(Lines of data)
□ □ □ □ □ □ □

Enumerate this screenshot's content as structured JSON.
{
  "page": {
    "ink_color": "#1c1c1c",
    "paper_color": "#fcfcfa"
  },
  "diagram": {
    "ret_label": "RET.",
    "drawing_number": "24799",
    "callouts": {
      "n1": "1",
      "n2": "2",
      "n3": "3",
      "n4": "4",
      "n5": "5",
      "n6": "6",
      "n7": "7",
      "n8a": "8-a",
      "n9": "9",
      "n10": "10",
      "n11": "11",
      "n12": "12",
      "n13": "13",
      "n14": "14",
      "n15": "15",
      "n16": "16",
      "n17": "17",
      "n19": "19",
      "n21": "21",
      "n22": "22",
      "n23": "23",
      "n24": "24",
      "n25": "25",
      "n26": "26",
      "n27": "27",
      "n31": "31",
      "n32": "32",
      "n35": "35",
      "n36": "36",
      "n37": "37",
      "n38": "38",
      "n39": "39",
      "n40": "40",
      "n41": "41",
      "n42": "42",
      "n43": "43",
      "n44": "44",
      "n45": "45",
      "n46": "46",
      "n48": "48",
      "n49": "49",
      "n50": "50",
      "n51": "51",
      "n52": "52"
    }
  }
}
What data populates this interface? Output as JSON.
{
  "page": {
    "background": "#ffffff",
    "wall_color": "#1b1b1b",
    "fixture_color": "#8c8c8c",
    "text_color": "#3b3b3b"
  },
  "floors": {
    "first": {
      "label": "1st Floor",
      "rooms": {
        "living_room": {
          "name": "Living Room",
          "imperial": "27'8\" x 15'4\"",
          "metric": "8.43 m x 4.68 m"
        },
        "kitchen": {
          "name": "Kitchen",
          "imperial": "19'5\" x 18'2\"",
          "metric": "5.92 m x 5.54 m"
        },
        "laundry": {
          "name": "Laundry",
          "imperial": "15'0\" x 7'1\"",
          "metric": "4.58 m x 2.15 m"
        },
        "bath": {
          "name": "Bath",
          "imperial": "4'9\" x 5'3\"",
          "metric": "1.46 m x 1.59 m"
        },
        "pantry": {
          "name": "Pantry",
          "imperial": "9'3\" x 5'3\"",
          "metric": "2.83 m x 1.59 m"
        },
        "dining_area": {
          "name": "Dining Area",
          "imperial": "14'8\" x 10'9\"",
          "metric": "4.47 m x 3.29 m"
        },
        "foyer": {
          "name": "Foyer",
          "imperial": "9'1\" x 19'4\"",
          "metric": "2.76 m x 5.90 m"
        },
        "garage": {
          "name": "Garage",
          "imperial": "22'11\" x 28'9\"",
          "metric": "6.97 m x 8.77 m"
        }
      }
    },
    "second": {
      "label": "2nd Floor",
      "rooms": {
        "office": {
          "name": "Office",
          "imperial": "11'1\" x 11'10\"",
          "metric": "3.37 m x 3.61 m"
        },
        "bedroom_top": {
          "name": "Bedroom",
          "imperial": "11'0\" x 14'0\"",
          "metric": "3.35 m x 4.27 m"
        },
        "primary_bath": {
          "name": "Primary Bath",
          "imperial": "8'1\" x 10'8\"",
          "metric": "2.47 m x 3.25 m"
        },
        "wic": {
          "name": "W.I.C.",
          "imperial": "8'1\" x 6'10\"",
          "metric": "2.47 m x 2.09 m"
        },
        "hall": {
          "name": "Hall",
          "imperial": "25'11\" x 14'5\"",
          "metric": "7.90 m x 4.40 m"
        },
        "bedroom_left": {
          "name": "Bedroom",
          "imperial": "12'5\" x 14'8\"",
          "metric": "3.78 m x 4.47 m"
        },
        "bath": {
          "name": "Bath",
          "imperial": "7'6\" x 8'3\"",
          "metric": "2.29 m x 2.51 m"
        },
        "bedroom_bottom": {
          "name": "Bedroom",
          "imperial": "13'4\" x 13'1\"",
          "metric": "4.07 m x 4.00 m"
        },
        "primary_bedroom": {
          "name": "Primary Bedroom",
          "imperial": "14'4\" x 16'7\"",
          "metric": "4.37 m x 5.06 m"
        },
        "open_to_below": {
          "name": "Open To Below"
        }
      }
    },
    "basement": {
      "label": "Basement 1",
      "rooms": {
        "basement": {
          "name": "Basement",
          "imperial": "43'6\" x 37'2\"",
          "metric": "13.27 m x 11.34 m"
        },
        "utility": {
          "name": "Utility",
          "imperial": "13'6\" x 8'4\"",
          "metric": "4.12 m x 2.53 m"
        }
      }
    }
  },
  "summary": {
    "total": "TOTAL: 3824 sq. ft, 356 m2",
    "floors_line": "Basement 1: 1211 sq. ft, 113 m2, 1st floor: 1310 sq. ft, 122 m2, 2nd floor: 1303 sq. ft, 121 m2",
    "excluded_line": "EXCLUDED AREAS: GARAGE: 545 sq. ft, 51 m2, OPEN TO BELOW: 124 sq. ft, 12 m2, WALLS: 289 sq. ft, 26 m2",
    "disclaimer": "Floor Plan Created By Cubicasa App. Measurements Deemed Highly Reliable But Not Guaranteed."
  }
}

□ □ □ □ □ □ □

* **Aim**: Reproduce the data in its entirety, matching each character.

* **Task answer**:
Enumerate this screenshot's content as structured JSON.
{
  "page": {
    "ink_color": "#1c1c1c",
    "paper_color": "#fcfcfa"
  },
  "diagram": {
    "ret_label": "RET.",
    "drawing_number": "24799",
    "callouts": {
      "n1": "1",
      "n2": "2",
      "n3": "3",
      "n4": "4",
      "n5": "5",
      "n6": "6",
      "n7": "7",
      "n8a": "8-a",
      "n9": "9",
      "n10": "10",
      "n11": "11",
      "n12": "12",
      "n13": "13",
      "n14": "14",
      "n15": "15",
      "n16": "16",
      "n17": "17",
      "n19": "19",
      "n21": "21",
      "n22": "22",
      "n23": "23",
      "n24": "24",
      "n25": "25",
      "n26": "26",
      "n27": "27",
      "n31": "31",
      "n32": "32",
      "n35": "35",
      "n36": "36",
      "n37": "37",
      "n38": "38",
      "n39": "39",
      "n40": "40",
      "n41": "41",
      "n42": "42",
      "n43": "43",
      "n44": "44",
      "n45": "45",
      "n46": "46",
      "n48": "48",
      "n49": "49",
      "n50": "50",
      "n51": "51",
      "n52": "52"
    }
  }
}
What data populates this interface? Output as JSON.
{
  "page": {
    "background": "#ffffff",
    "wall_color": "#1b1b1b",
    "fixture_color": "#8c8c8c",
    "text_color": "#3b3b3b"
  },
  "floors": {
    "first": {
      "label": "1st Floor",
      "rooms": {
        "living_room": {
          "name": "Living Room",
          "imperial": "27'8\" x 15'4\"",
          "metric": "8.43 m x 4.68 m"
        },
        "kitchen": {
          "name": "Kitchen",
          "imperial": "19'5\" x 18'2\"",
          "metric": "5.92 m x 5.54 m"
        },
        "laundry": {
          "name": "Laundry",
          "imperial": "15'0\" x 7'1\"",
          "metric": "4.58 m x 2.15 m"
        },
        "bath": {
          "name": "Bath",
          "imperial": "4'9\" x 5'3\"",
          "metric": "1.46 m x 1.59 m"
        },
        "pantry": {
          "name": "Pantry",
          "imperial": "9'3\" x 5'3\"",
          "metric": "2.83 m x 1.59 m"
        },
        "dining_area": {
          "name": "Dining Area",
          "imperial": "14'8\" x 10'9\"",
          "metric": "4.47 m x 3.29 m"
        },
        "foyer": {
          "name": "Foyer",
          "imperial": "9'1\" x 19'4\"",
          "metric": "2.76 m x 5.90 m"
        },
        "garage": {
          "name": "Garage",
          "imperial": "22'11\" x 28'9\"",
          "metric": "6.97 m x 8.77 m"
        }
      }
    },
    "second": {
      "label": "2nd Floor",
      "rooms": {
        "office": {
          "name": "Office",
          "imperial": "11'1\" x 11'10\"",
          "metric": "3.37 m x 3.61 m"
        },
        "bedroom_top": {
          "name": "Bedroom",
          "imperial": "11'0\" x 14'0\"",
          "metric": "3.35 m x 4.27 m"
        },
        "primary_bath": {
          "name": "Primary Bath",
          "imperial": "8'1\" x 10'8\"",
          "metric": "2.47 m x 3.25 m"
        },
        "wic": {
          "name": "W.I.C.",
          "imperial": "8'1\" x 6'10\"",
          "metric": "2.47 m x 2.09 m"
        },
        "hall": {
          "name": "Hall",
          "imperial": "25'11\" x 14'5\"",
          "metric": "7.90 m x 4.40 m"
        },
        "bedroom_left": {
          "name": "Bedroom",
          "imperial": "12'5\" x 14'8\"",
          "metric": "3.78 m x 4.47 m"
        },
        "bath": {
          "name": "Bath",
          "imperial": "7'6\" x 8'3\"",
          "metric": "2.29 m x 2.51 m"
        },
        "bedroom_bottom": {
          "name": "Bedroom",
          "imperial": "13'4\" x 13'1\"",
          "metric": "4.07 m x 4.00 m"
        },
        "primary_bedroom": {
          "name": "Primary Bedroom",
          "imperial": "14'4\" x 16'7\"",
          "metric": "4.37 m x 5.06 m"
        },
        "open_to_below": {
          "name": "Open To Below"
        }
      }
    },
    "basement": {
      "label": "Basement 1",
      "rooms": {
        "basement": {
          "name": "Basement",
          "imperial": "43'6\" x 37'2\"",
          "metric": "13.27 m x 11.34 m"
        },
        "utility": {
          "name": "Utility",
          "imperial": "13'6\" x 8'4\"",
          "metric": "4.12 m x 2.53 m"
        }
      }
    }
  },
  "summary": {
    "total": "TOTAL: 3824 sq. ft, 356 m2",
    "floors_line": "Basement 1: 1211 sq. ft, 113 m2, 1st floor: 1310 sq. ft, 122 m2, 2nd floor: 1303 sq. ft, 121 m2",
    "excluded_line": "EXCLUDED AREAS: GARAGE: 545 sq. ft, 51 m2, OPEN TO BELOW: 124 sq. ft, 12 m2, WALLS: 289 sq. ft, 26 m2",
    "disclaimer": "Floor Plan Created By Cubicasa App. Measurements Deemed Highly Reliable But Not Guaranteed."
  }
}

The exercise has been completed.